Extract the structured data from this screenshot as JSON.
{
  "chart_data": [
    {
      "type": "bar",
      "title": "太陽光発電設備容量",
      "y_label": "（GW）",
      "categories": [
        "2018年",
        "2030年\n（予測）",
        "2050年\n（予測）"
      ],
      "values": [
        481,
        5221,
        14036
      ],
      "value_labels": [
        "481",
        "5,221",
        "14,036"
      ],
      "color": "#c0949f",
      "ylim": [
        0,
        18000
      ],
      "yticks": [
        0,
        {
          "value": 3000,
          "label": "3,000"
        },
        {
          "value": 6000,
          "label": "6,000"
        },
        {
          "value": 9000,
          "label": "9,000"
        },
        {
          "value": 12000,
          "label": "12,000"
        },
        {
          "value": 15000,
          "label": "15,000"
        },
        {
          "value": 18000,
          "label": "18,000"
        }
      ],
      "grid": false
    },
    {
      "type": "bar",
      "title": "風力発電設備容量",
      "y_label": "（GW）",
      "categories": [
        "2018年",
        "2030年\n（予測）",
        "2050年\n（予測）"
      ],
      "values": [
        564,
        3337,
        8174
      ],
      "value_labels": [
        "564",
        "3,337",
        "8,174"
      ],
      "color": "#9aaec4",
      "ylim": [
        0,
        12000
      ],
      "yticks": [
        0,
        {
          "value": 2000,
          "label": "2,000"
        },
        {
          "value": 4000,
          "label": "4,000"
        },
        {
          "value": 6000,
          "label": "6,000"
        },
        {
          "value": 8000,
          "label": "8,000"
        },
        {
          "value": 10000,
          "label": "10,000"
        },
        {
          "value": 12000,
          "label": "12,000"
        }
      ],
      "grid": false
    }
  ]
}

---------------

## What the task requires
Exactly reproduce the material above.

## The reply
Extract the structured data from this screenshot as JSON.
{
  "chart_data": [
    {
      "type": "bar",
      "title": "太陽光発電設備容量",
      "y_label": "（GW）",
      "categories": [
        "2018年",
        "2030年\n（予測）",
        "2050年\n（予測）"
      ],
      "values": [
        481,
        5221,
        14036
      ],
      "value_labels": [
        "481",
        "5,221",
        "14,036"
      ],
      "color": "#c0949f",
      "ylim": [
        0,
        18000
      ],
      "yticks": [
        0,
        {
          "value": 3000,
          "label": "3,000"
        },
        {
          "value": 6000,
          "label": "6,000"
        },
        {
          "value": 9000,
          "label": "9,000"
        },
        {
          "value": 12000,
          "label": "12,000"
        },
        {
          "value": 15000,
          "label": "15,000"
        },
        {
          "value": 18000,
          "label": "18,000"
        }
      ],
      "grid": false
    },
    {
      "type": "bar",
      "title": "風力発電設備容量",
      "y_label": "（GW）",
      "categories": [
        "2018年",
        "2030年\n（予測）",
        "2050年\n（予測）"
      ],
      "values": [
        564,
        3337,
        8174
      ],
      "value_labels": [
        "564",
        "3,337",
        "8,174"
      ],
      "color": "#9aaec4",
      "ylim": [
        0,
        12000
      ],
      "yticks": [
        0,
        {
          "value": 2000,
          "label": "2,000"
        },
        {
          "value": 4000,
          "label": "4,000"
        },
        {
          "value": 6000,
          "label": "6,000"
        },
        {
          "value": 8000,
          "label": "8,000"
        },
        {
          "value": 10000,
          "label": "10,000"
        },
        {
          "value": 12000,
          "label": "12,000"
        }
      ],
      "grid": false
    }
  ]
}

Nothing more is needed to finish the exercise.